- Dataset content:
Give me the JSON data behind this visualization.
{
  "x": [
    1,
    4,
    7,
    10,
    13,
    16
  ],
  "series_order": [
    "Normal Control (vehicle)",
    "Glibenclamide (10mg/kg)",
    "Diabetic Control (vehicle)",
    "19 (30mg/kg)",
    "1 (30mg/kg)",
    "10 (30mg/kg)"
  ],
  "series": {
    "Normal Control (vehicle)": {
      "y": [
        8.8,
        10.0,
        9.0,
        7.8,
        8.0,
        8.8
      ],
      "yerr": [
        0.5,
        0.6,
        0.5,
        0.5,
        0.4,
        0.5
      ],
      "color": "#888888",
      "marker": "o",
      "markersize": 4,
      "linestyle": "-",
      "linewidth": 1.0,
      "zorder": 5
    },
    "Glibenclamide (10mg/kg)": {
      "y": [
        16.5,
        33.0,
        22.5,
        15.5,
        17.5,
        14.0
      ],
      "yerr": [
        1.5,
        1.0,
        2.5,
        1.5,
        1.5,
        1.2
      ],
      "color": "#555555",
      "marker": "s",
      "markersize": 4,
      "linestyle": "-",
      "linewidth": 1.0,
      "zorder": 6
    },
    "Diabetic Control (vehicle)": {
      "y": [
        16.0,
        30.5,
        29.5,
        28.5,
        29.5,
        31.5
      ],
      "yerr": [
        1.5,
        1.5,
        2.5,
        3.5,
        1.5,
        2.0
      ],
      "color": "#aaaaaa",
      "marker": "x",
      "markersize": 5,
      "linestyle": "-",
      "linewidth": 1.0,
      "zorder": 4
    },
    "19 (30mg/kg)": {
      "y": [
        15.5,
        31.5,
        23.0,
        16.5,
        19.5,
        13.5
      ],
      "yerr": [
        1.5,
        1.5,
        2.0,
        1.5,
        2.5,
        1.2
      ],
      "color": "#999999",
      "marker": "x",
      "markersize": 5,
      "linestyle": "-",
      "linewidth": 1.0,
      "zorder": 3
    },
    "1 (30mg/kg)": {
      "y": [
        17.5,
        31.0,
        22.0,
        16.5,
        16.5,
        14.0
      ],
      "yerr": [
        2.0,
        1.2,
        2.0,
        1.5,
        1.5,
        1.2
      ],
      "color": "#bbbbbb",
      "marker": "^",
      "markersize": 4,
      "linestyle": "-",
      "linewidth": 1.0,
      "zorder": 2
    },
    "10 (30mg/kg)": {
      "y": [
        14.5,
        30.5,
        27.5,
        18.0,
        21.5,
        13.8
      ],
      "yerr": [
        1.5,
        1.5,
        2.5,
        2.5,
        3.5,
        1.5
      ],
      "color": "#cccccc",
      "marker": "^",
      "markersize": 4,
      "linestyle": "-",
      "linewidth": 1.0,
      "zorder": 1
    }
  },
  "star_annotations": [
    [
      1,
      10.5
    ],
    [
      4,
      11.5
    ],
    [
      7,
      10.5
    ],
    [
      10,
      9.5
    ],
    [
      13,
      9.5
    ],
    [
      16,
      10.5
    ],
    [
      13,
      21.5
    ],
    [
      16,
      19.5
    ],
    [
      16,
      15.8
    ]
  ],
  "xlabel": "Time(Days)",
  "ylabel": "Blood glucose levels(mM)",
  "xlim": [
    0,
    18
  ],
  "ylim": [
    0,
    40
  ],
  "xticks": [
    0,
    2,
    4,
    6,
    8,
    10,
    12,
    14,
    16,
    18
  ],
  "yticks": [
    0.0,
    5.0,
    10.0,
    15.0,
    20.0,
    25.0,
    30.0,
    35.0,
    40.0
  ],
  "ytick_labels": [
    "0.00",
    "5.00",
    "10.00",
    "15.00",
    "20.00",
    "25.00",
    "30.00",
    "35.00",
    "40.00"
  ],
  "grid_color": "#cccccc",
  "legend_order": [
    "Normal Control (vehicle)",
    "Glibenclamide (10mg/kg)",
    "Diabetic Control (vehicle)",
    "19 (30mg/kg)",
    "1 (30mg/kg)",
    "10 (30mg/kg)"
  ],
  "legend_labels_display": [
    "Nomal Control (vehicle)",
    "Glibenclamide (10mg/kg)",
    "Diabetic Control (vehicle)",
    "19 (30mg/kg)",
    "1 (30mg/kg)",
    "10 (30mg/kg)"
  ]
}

- The exercise: From the first line to the last, retype the data exactly.

- Right answer:
Give me the JSON data behind this visualization.
{
  "x": [
    1,
    4,
    7,
    10,
    13,
    16
  ],
  "series_order": [
    "Normal Control (vehicle)",
    "Glibenclamide (10mg/kg)",
    "Diabetic Control (vehicle)",
    "19 (30mg/kg)",
    "1 (30mg/kg)",
    "10 (30mg/kg)"
  ],
  "series": {
    "Normal Control (vehicle)": {
      "y": [
        8.8,
        10.0,
        9.0,
        7.8,
        8.0,
        8.8
      ],
      "yerr": [
        0.5,
        0.6,
        0.5,
        0.5,
        0.4,
        0.5
      ],
      "color": "#888888",
      "marker": "o",
      "markersize": 4,
      "linestyle": "-",
      "linewidth": 1.0,
      "zorder": 5
    },
    "Glibenclamide (10mg/kg)": {
      "y": [
        16.5,
        33.0,
        22.5,
        15.5,
        17.5,
        14.0
      ],
      "yerr": [
        1.5,
        1.0,
        2.5,
        1.5,
        1.5,
        1.2
      ],
      "color": "#555555",
      "marker": "s",
      "markersize": 4,
      "linestyle": "-",
      "linewidth": 1.0,
      "zorder": 6
    },
    "Diabetic Control (vehicle)": {
      "y": [
        16.0,
        30.5,
        29.5,
        28.5,
        29.5,
        31.5
      ],
      "yerr": [
        1.5,
        1.5,
        2.5,
        3.5,
        1.5,
        2.0
      ],
      "color": "#aaaaaa",
      "marker": "x",
      "markersize": 5,
      "linestyle": "-",
      "linewidth": 1.0,
      "zorder": 4
    },
    "19 (30mg/kg)": {
      "y": [
        15.5,
        31.5,
        23.0,
        16.5,
        19.5,
        13.5
      ],
      "yerr": [
        1.5,
        1.5,
        2.0,
        1.5,
        2.5,
        1.2
      ],
      "color": "#999999",
      "marker": "x",
      "markersize": 5,
      "linestyle": "-",
      "linewidth": 1.0,
      "zorder": 3
    },
    "1 (30mg/kg)": {
      "y": [
        17.5,
        31.0,
        22.0,
        16.5,
        16.5,
        14.0
      ],
      "yerr": [
        2.0,
        1.2,
        2.0,
        1.5,
        1.5,
        1.2
      ],
      "color": "#bbbbbb",
      "marker": "^",
      "markersize": 4,
      "linestyle": "-",
      "linewidth": 1.0,
      "zorder": 2
    },
    "10 (30mg/kg)": {
      "y": [
        14.5,
        30.5,
        27.5,
        18.0,
        21.5,
        13.8
      ],
      "yerr": [
        1.5,
        1.5,
        2.5,
        2.5,
        3.5,
        1.5
      ],
      "color": "#cccccc",
      "marker": "^",
      "markersize": 4,
      "linestyle": "-",
      "linewidth": 1.0,
      "zorder": 1
    }
  },
  "star_annotations": [
    [
      1,
      10.5
    ],
    [
      4,
      11.5
    ],
    [
      7,
      10.5
    ],
    [
      10,
      9.5
    ],
    [
      13,
      9.5
    ],
    [
      16,
      10.5
    ],
    [
      13,
      21.5
    ],
    [
      16,
      19.5
    ],
    [
      16,
      15.8
    ]
  ],
  "xlabel": "Time(Days)",
  "ylabel": "Blood glucose levels(mM)",
  "xlim": [
    0,
    18
  ],
  "ylim": [
    0,
    40
  ],
  "xticks": [
    0,
    2,
    4,
    6,
    8,
    10,
    12,
    14,
    16,
    18
  ],
  "yticks": [
    0.0,
    5.0,
    10.0,
    15.0,
    20.0,
    25.0,
    30.0,
    35.0,
    40.0
  ],
  "ytick_labels": [
    "0.00",
    "5.00",
    "10.00",
    "15.00",
    "20.00",
    "25.00",
    "30.00",
    "35.00",
    "40.00"
  ],
  "grid_color": "#cccccc",
  "legend_order": [
    "Normal Control (vehicle)",
    "Glibenclamide (10mg/kg)",
    "Diabetic Control (vehicle)",
    "19 (30mg/kg)",
    "1 (30mg/kg)",
    "10 (30mg/kg)"
  ],
  "legend_labels_display": [
    "Nomal Control (vehicle)",
    "Glibenclamide (10mg/kg)",
    "Diabetic Control (vehicle)",
    "19 (30mg/kg)",
    "1 (30mg/kg)",
    "10 (30mg/kg)"
  ]
}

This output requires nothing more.